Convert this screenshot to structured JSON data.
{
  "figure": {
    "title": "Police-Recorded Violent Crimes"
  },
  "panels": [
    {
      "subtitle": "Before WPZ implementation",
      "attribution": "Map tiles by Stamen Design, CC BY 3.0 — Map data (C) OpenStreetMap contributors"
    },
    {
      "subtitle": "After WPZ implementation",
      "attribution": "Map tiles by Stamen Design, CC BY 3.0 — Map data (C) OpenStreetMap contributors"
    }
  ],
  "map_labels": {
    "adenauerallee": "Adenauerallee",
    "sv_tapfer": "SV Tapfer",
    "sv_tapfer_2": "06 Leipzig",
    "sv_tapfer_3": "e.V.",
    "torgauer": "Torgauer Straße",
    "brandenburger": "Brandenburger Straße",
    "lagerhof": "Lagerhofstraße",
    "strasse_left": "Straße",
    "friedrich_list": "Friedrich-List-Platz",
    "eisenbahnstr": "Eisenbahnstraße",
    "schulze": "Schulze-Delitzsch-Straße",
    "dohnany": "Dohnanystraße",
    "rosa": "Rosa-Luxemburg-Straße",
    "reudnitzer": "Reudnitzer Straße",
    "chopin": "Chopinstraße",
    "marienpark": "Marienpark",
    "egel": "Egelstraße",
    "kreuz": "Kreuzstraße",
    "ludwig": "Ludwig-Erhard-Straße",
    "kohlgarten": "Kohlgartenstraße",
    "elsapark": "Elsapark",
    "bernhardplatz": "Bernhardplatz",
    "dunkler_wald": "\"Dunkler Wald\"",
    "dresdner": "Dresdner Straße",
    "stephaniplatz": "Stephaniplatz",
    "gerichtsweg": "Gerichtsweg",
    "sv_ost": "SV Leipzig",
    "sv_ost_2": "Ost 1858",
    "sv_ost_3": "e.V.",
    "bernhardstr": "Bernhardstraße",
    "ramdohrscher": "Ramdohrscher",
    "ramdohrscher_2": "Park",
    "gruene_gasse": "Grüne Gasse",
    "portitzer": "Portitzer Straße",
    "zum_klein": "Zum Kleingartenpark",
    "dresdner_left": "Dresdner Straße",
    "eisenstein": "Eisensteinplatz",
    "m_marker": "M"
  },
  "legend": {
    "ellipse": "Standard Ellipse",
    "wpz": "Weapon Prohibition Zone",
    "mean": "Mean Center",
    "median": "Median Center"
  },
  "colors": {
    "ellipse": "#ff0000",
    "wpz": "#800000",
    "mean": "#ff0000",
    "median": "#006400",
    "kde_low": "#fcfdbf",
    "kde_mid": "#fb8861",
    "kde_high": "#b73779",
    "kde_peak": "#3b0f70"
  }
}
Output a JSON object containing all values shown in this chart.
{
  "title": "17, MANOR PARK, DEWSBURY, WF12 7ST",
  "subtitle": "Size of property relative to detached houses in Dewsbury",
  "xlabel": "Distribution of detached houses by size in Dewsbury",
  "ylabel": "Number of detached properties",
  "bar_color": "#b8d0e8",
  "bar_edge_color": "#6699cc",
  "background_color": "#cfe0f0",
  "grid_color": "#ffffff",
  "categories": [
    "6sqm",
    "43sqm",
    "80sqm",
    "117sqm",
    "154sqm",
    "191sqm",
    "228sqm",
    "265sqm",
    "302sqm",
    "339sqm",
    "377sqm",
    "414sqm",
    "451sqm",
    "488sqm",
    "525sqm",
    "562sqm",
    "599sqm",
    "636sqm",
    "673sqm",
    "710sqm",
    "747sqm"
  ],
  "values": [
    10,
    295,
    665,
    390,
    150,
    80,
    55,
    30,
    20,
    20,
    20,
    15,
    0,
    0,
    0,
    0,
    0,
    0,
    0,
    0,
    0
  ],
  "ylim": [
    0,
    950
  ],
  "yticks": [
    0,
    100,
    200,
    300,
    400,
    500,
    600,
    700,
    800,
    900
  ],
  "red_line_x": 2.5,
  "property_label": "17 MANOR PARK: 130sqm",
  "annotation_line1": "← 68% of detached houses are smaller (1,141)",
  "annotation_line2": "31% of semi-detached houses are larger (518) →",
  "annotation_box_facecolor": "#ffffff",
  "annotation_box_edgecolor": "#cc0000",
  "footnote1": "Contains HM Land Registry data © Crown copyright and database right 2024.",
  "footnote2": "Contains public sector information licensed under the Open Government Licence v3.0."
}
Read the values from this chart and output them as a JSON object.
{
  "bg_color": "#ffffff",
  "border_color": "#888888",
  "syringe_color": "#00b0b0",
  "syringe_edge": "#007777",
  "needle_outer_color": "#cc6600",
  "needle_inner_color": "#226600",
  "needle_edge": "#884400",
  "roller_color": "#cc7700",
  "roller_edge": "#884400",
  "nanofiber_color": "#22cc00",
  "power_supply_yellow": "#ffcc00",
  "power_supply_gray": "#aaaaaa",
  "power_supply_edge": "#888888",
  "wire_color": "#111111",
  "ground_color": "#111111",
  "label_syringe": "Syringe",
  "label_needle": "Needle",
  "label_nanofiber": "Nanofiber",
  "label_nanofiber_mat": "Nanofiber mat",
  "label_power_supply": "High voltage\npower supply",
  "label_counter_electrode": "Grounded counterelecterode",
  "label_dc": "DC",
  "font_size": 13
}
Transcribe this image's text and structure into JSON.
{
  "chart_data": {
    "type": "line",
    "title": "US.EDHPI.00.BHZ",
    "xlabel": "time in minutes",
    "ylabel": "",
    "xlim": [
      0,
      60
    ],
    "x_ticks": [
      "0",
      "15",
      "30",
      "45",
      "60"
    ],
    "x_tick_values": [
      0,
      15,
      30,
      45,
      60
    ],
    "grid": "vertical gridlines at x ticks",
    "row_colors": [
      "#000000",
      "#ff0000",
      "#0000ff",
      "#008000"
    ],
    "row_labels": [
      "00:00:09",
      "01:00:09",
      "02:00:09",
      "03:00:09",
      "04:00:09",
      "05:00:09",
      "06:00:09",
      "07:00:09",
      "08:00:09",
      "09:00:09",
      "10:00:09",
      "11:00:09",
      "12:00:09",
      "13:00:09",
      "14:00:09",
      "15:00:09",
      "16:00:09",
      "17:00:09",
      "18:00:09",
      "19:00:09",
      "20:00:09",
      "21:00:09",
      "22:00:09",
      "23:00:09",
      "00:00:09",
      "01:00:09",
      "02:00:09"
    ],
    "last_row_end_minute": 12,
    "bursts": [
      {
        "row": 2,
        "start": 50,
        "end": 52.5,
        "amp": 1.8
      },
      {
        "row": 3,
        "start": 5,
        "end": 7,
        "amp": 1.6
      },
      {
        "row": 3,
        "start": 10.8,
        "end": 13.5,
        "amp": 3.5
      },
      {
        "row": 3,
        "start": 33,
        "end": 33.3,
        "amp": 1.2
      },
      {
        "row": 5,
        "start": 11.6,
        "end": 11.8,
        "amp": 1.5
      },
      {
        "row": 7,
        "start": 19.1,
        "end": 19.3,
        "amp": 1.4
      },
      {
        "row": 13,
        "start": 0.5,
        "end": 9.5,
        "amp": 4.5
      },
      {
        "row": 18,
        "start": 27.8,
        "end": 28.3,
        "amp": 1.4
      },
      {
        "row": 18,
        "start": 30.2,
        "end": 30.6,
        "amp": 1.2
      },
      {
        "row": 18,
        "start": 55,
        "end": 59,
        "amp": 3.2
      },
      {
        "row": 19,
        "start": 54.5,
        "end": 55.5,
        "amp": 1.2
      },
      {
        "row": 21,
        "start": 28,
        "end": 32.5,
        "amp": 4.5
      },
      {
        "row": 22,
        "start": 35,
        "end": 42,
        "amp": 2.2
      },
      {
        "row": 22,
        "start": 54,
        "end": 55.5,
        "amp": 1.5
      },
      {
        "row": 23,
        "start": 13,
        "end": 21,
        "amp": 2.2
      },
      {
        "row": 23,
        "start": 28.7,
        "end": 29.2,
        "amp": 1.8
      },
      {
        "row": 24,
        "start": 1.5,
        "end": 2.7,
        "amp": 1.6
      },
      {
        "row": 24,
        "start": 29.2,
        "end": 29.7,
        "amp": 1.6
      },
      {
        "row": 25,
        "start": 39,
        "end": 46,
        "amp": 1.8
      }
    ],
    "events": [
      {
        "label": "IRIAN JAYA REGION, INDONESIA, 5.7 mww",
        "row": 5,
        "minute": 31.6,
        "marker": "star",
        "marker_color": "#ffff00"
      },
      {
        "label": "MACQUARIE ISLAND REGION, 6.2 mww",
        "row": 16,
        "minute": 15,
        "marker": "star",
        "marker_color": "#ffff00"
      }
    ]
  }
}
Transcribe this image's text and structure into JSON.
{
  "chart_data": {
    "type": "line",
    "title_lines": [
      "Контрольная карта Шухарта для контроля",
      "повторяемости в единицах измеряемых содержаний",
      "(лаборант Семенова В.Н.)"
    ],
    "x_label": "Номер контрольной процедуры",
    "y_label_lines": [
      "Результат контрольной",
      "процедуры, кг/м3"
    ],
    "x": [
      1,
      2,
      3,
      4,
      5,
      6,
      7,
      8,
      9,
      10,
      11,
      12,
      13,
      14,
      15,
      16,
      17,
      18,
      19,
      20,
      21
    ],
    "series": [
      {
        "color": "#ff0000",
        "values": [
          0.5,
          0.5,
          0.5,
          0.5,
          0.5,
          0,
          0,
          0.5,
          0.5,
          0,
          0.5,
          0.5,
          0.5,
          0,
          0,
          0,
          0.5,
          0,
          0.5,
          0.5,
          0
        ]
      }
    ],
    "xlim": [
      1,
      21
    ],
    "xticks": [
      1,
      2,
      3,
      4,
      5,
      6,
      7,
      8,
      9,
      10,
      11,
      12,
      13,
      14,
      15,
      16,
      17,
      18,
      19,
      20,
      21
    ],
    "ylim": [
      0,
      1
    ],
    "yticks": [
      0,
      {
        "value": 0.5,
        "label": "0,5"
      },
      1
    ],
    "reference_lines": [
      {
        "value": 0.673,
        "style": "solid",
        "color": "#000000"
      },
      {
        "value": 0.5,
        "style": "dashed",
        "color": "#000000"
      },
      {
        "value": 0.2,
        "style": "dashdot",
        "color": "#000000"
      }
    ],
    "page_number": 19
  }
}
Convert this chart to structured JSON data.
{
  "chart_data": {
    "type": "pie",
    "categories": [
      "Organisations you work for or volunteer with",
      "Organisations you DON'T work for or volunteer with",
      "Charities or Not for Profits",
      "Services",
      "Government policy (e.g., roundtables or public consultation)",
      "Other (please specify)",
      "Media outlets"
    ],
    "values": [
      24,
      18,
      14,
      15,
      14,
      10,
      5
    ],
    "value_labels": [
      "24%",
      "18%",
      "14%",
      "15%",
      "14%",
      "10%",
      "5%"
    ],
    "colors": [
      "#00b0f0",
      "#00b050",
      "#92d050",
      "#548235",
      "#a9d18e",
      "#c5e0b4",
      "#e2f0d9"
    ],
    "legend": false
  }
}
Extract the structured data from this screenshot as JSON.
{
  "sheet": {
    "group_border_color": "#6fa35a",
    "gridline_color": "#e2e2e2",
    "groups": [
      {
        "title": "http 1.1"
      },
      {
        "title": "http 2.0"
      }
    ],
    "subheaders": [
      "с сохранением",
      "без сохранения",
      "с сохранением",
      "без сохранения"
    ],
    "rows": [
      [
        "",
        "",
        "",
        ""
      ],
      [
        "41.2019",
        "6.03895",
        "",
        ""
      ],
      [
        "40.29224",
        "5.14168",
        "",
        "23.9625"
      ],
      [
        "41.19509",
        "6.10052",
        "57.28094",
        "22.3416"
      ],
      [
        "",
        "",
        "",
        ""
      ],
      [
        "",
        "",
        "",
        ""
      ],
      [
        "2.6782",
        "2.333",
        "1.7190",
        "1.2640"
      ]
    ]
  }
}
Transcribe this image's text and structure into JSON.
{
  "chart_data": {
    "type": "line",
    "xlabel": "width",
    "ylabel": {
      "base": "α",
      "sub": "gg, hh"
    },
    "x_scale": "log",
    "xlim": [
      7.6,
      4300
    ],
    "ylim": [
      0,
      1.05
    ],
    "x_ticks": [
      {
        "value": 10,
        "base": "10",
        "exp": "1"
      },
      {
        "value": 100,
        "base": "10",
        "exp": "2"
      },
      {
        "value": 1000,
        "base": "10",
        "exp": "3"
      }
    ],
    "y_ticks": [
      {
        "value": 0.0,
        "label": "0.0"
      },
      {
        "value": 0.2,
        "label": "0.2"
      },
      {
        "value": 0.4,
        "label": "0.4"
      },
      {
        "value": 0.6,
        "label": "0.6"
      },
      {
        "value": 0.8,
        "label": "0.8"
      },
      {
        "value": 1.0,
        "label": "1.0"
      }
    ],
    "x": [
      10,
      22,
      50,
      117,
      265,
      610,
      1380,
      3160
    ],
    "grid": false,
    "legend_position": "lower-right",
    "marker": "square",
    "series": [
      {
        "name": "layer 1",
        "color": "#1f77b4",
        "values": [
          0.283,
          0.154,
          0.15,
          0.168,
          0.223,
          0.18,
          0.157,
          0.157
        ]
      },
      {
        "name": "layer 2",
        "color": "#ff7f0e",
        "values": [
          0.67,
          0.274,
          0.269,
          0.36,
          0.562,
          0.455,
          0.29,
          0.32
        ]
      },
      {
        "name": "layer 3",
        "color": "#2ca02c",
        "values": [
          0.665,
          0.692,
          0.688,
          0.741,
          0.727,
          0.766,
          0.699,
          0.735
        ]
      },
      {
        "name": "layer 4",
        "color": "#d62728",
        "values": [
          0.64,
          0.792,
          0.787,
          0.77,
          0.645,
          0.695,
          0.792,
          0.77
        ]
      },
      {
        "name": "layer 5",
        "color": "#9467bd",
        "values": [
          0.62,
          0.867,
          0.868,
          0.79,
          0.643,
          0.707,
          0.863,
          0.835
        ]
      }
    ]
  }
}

* * * * * * * * *

- **Brief**: For the data above, state how many lines contain "ellipse"; the number is the whole answer.

- **Answer**: 2